Exercise prompt =
Reproduce the following records line for line, without changing anything.

--- Begin Data section ---

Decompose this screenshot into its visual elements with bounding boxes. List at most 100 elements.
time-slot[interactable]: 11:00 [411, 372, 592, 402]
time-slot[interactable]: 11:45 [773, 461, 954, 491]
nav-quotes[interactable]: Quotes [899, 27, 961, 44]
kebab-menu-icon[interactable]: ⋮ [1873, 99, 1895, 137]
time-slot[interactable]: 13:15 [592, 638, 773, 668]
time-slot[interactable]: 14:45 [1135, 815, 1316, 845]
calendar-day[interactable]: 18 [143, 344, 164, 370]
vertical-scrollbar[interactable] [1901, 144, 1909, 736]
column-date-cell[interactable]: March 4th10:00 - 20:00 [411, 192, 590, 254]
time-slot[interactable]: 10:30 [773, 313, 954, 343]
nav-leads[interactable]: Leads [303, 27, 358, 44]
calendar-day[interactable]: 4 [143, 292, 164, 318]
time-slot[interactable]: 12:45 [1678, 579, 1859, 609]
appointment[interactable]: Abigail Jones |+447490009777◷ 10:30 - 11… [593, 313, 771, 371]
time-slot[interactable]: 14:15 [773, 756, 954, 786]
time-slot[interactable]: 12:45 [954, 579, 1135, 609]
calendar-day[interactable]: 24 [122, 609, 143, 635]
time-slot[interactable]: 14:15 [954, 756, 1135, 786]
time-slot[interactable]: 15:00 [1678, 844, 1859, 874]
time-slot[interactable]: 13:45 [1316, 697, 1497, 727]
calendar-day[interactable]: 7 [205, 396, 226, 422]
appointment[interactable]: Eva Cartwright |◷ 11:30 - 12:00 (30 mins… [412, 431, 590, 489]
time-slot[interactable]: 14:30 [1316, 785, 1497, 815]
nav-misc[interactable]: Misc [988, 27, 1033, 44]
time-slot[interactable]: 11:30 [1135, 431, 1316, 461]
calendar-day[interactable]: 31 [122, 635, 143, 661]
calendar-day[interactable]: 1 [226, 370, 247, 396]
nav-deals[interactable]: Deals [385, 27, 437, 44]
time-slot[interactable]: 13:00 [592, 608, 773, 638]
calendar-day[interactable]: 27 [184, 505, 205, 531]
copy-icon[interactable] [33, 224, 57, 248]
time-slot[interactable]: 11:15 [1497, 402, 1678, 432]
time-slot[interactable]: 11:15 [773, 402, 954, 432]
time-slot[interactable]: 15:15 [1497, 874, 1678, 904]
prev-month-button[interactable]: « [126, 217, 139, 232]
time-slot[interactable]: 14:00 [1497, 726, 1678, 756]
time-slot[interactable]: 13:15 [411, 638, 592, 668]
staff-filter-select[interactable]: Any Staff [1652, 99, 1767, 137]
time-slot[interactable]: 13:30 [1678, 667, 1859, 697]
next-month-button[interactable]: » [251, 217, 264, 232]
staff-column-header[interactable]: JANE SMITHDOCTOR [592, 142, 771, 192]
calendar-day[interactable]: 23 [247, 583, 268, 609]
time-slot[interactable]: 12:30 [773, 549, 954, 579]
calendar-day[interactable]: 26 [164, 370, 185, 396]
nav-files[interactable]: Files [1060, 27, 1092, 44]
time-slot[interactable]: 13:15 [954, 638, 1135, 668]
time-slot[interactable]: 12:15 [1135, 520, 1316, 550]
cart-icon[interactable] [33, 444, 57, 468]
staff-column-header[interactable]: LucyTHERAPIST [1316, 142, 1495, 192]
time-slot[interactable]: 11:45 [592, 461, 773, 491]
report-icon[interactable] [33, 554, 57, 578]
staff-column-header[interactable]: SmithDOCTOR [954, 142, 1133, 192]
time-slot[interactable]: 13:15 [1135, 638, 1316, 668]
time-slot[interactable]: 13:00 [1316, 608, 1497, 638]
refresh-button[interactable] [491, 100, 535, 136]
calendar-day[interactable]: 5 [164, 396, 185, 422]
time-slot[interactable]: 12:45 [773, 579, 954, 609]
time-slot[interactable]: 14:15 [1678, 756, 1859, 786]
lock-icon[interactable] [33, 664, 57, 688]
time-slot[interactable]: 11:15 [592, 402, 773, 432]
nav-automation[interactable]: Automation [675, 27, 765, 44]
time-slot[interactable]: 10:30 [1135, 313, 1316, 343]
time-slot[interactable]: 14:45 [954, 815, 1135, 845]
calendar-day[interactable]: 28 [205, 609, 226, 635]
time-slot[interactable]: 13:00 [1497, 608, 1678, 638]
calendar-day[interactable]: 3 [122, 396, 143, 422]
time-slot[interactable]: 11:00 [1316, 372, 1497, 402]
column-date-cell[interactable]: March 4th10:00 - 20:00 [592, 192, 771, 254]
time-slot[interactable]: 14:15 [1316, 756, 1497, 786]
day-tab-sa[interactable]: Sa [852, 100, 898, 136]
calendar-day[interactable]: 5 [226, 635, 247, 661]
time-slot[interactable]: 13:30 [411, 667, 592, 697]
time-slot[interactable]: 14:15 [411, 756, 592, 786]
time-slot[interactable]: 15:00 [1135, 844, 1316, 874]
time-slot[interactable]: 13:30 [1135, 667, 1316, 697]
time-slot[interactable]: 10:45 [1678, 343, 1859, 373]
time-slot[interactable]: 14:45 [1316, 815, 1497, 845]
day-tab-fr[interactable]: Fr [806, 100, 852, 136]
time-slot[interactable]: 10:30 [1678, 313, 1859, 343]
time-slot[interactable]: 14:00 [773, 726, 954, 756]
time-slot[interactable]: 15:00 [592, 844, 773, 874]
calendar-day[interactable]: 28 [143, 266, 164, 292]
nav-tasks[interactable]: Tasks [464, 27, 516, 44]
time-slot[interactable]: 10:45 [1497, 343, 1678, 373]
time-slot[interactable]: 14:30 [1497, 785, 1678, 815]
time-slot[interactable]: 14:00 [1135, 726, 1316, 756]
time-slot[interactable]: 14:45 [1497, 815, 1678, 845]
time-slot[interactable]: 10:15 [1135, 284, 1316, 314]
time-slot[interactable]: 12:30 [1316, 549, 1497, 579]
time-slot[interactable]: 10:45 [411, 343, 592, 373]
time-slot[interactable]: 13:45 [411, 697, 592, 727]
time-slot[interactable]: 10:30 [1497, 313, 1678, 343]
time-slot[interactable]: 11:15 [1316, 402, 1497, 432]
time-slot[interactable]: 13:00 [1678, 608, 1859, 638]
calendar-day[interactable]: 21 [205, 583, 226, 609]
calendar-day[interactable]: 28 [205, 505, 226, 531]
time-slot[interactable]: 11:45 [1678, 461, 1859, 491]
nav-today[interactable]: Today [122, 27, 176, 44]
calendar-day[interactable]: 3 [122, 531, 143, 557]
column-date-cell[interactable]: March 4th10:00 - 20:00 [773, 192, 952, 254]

--- End Data section ---

Solution for this exercise =
Decompose this screenshot into its visual elements with bounding boxes. List at most 100 elements.
time-slot[interactable]: 11:00 [411, 372, 592, 402]
time-slot[interactable]: 11:45 [773, 461, 954, 491]
nav-quotes[interactable]: Quotes [899, 27, 961, 44]
kebab-menu-icon[interactable]: ⋮ [1873, 99, 1895, 137]
time-slot[interactable]: 13:15 [592, 638, 773, 668]
time-slot[interactable]: 14:45 [1135, 815, 1316, 845]
calendar-day[interactable]: 18 [143, 344, 164, 370]
vertical-scrollbar[interactable] [1901, 144, 1909, 736]
column-date-cell[interactable]: March 4th10:00 - 20:00 [411, 192, 590, 254]
time-slot[interactable]: 10:30 [773, 313, 954, 343]
nav-leads[interactable]: Leads [303, 27, 358, 44]
calendar-day[interactable]: 4 [143, 292, 164, 318]
time-slot[interactable]: 12:45 [1678, 579, 1859, 609]
appointment[interactable]: Abigail Jones |+447490009777◷ 10:30 - 11… [593, 313, 771, 371]
time-slot[interactable]: 14:15 [773, 756, 954, 786]
time-slot[interactable]: 12:45 [954, 579, 1135, 609]
calendar-day[interactable]: 24 [122, 609, 143, 635]
time-slot[interactable]: 14:15 [954, 756, 1135, 786]
time-slot[interactable]: 15:00 [1678, 844, 1859, 874]
time-slot[interactable]: 13:45 [1316, 697, 1497, 727]
calendar-day[interactable]: 7 [205, 396, 226, 422]
appointment[interactable]: Eva Cartwright |◷ 11:30 - 12:00 (30 mins… [412, 431, 590, 489]
time-slot[interactable]: 14:30 [1316, 785, 1497, 815]
nav-misc[interactable]: Misc [988, 27, 1033, 44]
time-slot[interactable]: 11:30 [1135, 431, 1316, 461]
calendar-day[interactable]: 31 [122, 635, 143, 661]
calendar-day[interactable]: 1 [226, 370, 247, 396]
nav-deals[interactable]: Deals [385, 27, 437, 44]
time-slot[interactable]: 13:00 [592, 608, 773, 638]
calendar-day[interactable]: 27 [184, 505, 205, 531]
copy-icon[interactable] [33, 224, 57, 248]
time-slot[interactable]: 11:15 [1497, 402, 1678, 432]
time-slot[interactable]: 11:15 [773, 402, 954, 432]
time-slot[interactable]: 15:15 [1497, 874, 1678, 904]
prev-month-button[interactable]: « [126, 217, 139, 232]
time-slot[interactable]: 14:00 [1497, 726, 1678, 756]
time-slot[interactable]: 13:15 [411, 638, 592, 668]
staff-filter-select[interactable]: Any Staff [1652, 99, 1767, 137]
time-slot[interactable]: 13:30 [1678, 667, 1859, 697]
next-month-button[interactable]: » [251, 217, 264, 232]
staff-column-header[interactable]: JANE SMITHDOCTOR [592, 142, 771, 192]
calendar-day[interactable]: 23 [247, 583, 268, 609]
time-slot[interactable]: 12:30 [773, 549, 954, 579]
calendar-day[interactable]: 26 [164, 370, 185, 396]
nav-files[interactable]: Files [1060, 27, 1092, 44]
time-slot[interactable]: 13:15 [954, 638, 1135, 668]
time-slot[interactable]: 12:15 [1135, 520, 1316, 550]
cart-icon[interactable] [33, 444, 57, 468]
staff-column-header[interactable]: LucyTHERAPIST [1316, 142, 1495, 192]
time-slot[interactable]: 11:45 [592, 461, 773, 491]
report-icon[interactable] [33, 554, 57, 578]
staff-column-header[interactable]: SmithDOCTOR [954, 142, 1133, 192]
time-slot[interactable]: 13:15 [1135, 638, 1316, 668]
time-slot[interactable]: 13:00 [1316, 608, 1497, 638]
refresh-button[interactable] [491, 100, 535, 136]
calendar-day[interactable]: 5 [164, 396, 185, 422]
time-slot[interactable]: 12:45 [773, 579, 954, 609]
time-slot[interactable]: 14:15 [1678, 756, 1859, 786]
lock-icon[interactable] [33, 664, 57, 688]
time-slot[interactable]: 11:15 [592, 402, 773, 432]
nav-automation[interactable]: Automation [675, 27, 765, 44]
time-slot[interactable]: 10:30 [1135, 313, 1316, 343]
time-slot[interactable]: 14:45 [954, 815, 1135, 845]
calendar-day[interactable]: 28 [205, 609, 226, 635]
time-slot[interactable]: 13:00 [1497, 608, 1678, 638]
calendar-day[interactable]: 3 [122, 396, 143, 422]
time-slot[interactable]: 11:00 [1316, 372, 1497, 402]
column-date-cell[interactable]: March 4th10:00 - 20:00 [592, 192, 771, 254]
time-slot[interactable]: 14:15 [1316, 756, 1497, 786]
day-tab-sa[interactable]: Sa [852, 100, 898, 136]
calendar-day[interactable]: 5 [226, 635, 247, 661]
time-slot[interactable]: 13:30 [411, 667, 592, 697]
time-slot[interactable]: 14:15 [411, 756, 592, 786]
time-slot[interactable]: 15:00 [1135, 844, 1316, 874]
time-slot[interactable]: 13:30 [1135, 667, 1316, 697]
time-slot[interactable]: 10:45 [1678, 343, 1859, 373]
time-slot[interactable]: 14:45 [1316, 815, 1497, 845]
day-tab-fr[interactable]: Fr [806, 100, 852, 136]
time-slot[interactable]: 10:30 [1678, 313, 1859, 343]
time-slot[interactable]: 14:00 [773, 726, 954, 756]
time-slot[interactable]: 15:00 [592, 844, 773, 874]
calendar-day[interactable]: 28 [143, 266, 164, 292]
nav-tasks[interactable]: Tasks [464, 27, 516, 44]
time-slot[interactable]: 10:45 [1497, 343, 1678, 373]
time-slot[interactable]: 14:30 [1497, 785, 1678, 815]
time-slot[interactable]: 14:00 [1135, 726, 1316, 756]
time-slot[interactable]: 14:45 [1497, 815, 1678, 845]
time-slot[interactable]: 10:15 [1135, 284, 1316, 314]
time-slot[interactable]: 12:30 [1316, 549, 1497, 579]
time-slot[interactable]: 10:45 [411, 343, 592, 373]
time-slot[interactable]: 13:45 [411, 697, 592, 727]
time-slot[interactable]: 10:30 [1497, 313, 1678, 343]
time-slot[interactable]: 11:15 [1316, 402, 1497, 432]
time-slot[interactable]: 13:00 [1678, 608, 1859, 638]
calendar-day[interactable]: 21 [205, 583, 226, 609]
calendar-day[interactable]: 28 [205, 505, 226, 531]
time-slot[interactable]: 11:45 [1678, 461, 1859, 491]
nav-today[interactable]: Today [122, 27, 176, 44]
calendar-day[interactable]: 3 [122, 531, 143, 557]
column-date-cell[interactable]: March 4th10:00 - 20:00 [773, 192, 952, 254]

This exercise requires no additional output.